Identify the lines that contain the word "contratistas", then copy them.

============================================================

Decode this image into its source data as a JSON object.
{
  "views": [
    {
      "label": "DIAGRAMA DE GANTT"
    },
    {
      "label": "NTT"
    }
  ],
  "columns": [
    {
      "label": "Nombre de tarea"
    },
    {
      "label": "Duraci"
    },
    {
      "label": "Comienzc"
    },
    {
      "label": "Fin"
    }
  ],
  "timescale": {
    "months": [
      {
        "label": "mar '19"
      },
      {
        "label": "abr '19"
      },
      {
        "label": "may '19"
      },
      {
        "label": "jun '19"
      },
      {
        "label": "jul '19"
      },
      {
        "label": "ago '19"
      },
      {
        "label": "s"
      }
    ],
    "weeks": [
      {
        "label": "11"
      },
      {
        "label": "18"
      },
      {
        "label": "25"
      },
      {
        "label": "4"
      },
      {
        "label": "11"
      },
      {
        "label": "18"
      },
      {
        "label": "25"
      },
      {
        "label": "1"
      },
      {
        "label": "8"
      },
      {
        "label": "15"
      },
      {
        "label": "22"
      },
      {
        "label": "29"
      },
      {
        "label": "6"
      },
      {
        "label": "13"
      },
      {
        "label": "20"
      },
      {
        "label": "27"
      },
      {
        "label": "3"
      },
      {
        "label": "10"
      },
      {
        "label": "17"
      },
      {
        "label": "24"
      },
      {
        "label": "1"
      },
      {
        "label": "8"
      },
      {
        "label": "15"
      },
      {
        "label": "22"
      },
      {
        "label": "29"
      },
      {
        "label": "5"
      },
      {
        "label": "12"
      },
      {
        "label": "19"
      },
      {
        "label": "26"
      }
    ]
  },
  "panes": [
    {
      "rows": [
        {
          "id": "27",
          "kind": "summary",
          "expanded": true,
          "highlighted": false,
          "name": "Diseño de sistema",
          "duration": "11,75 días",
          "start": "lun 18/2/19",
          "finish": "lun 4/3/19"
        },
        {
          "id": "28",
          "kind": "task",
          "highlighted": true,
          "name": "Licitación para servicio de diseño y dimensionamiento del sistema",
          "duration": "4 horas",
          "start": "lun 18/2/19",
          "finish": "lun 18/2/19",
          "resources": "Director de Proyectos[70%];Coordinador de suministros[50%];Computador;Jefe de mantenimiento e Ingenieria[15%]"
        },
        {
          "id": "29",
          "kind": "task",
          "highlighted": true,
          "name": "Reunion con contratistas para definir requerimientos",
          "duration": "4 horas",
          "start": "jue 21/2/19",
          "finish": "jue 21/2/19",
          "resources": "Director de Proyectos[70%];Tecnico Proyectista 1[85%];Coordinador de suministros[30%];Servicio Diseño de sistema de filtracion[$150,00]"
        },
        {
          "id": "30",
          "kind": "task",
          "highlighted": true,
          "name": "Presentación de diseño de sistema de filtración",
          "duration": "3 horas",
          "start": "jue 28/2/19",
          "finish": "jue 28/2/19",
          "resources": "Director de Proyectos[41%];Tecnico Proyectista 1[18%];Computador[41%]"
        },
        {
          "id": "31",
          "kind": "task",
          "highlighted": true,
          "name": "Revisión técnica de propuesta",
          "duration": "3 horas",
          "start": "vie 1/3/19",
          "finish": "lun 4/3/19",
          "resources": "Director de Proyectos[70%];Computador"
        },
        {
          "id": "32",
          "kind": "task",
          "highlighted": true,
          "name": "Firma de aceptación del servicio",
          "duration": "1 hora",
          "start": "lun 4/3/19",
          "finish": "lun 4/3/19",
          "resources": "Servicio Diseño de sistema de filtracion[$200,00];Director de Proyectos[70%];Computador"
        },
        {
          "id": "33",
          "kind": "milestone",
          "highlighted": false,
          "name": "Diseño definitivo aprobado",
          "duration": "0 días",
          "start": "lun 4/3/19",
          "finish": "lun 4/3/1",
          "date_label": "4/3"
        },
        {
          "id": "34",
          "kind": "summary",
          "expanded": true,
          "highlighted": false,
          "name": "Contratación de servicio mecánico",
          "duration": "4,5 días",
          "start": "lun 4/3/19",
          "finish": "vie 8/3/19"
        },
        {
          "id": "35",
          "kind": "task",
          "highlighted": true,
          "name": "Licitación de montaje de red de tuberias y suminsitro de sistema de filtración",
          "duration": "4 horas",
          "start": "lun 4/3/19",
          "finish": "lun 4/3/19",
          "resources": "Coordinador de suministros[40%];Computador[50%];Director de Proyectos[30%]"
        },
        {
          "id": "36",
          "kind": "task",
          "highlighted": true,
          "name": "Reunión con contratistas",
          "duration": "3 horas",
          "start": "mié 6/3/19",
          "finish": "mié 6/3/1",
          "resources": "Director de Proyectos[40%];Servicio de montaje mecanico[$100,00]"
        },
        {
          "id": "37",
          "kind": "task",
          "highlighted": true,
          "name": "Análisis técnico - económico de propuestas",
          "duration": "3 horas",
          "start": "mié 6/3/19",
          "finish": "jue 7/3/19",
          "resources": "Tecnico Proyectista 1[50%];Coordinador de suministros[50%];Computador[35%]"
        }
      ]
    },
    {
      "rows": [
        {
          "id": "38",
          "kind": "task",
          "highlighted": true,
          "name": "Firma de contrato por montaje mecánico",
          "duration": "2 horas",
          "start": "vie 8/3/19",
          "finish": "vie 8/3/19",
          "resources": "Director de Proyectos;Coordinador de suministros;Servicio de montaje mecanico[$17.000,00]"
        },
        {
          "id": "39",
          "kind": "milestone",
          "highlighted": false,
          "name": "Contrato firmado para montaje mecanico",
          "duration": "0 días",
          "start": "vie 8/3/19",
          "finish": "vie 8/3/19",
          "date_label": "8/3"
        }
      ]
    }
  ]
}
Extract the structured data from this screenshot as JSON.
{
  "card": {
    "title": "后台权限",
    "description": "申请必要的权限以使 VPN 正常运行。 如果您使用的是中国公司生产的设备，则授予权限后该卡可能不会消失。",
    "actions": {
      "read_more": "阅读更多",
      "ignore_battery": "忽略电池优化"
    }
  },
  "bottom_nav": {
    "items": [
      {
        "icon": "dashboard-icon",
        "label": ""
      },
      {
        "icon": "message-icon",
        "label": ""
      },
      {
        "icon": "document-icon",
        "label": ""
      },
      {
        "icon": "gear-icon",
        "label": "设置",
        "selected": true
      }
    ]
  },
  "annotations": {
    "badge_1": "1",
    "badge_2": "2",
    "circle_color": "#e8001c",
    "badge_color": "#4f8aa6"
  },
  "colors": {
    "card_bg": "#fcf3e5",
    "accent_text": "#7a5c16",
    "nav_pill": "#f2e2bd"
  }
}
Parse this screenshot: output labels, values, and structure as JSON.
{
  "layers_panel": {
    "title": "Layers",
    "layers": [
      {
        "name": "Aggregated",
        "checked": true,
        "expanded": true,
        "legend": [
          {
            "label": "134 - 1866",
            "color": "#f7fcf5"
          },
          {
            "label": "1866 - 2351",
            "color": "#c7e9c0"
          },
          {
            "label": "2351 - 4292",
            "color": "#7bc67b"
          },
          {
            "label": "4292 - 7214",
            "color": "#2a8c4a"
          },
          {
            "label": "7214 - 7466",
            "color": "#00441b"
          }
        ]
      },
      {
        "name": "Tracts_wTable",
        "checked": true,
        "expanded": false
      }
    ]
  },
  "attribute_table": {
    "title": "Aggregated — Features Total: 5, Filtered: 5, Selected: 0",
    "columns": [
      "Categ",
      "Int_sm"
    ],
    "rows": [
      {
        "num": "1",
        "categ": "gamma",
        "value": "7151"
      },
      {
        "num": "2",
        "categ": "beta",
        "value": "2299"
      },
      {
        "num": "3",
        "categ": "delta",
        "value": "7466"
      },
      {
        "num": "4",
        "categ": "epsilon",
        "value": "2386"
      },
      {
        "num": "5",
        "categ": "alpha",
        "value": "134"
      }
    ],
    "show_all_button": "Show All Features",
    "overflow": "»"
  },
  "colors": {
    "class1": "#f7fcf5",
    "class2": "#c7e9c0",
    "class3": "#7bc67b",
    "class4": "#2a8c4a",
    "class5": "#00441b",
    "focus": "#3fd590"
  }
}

============================================================

**Full answer:**
          "name": "Reunion con contratistas para definir requerimientos",
          "name": "Reunión con contratistas",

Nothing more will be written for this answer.